"""

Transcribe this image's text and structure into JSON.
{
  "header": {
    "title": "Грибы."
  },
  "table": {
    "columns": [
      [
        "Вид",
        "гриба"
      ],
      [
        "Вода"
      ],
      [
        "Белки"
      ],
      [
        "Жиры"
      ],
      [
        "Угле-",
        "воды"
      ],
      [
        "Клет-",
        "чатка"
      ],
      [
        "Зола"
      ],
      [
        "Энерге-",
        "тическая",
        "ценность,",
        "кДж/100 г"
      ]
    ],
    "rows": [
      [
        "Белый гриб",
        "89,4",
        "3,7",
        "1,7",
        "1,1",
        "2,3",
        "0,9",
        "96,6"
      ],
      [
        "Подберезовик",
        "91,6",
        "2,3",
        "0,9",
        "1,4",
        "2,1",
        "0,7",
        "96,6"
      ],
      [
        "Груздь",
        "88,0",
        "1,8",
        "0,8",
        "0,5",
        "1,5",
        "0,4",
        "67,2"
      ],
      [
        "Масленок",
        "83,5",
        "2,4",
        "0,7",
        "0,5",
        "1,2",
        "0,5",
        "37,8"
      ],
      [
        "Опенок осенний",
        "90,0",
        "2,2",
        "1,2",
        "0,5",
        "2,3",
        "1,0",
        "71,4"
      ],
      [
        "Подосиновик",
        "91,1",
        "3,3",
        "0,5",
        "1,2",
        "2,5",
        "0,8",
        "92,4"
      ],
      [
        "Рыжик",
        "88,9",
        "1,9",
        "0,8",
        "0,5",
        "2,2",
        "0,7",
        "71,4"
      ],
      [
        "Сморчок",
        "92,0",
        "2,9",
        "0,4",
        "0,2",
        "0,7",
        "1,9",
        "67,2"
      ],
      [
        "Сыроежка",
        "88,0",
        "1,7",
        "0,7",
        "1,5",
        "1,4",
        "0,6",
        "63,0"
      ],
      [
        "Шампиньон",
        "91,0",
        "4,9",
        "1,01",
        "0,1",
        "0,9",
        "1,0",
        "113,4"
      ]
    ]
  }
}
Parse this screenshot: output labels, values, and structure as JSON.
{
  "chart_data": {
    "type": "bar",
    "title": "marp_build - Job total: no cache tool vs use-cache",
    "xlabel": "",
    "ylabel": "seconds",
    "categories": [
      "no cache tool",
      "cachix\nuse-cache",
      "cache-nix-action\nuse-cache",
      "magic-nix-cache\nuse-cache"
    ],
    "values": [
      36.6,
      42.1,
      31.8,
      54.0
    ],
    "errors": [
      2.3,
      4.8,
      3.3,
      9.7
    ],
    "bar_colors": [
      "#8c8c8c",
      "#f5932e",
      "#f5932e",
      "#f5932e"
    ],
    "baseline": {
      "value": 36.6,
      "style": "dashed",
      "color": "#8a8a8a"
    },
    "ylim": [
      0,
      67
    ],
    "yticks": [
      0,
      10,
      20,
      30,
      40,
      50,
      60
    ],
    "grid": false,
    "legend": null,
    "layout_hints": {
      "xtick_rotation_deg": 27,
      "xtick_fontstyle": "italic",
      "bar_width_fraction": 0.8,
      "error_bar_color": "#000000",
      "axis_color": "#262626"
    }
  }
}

"""

__Problem to work on__
Pull out and copy each line containing the string "title".

__Solution for this exercise__
    "title": "Грибы."
    "title": "marp_build - Job total: no cache tool vs use-cache",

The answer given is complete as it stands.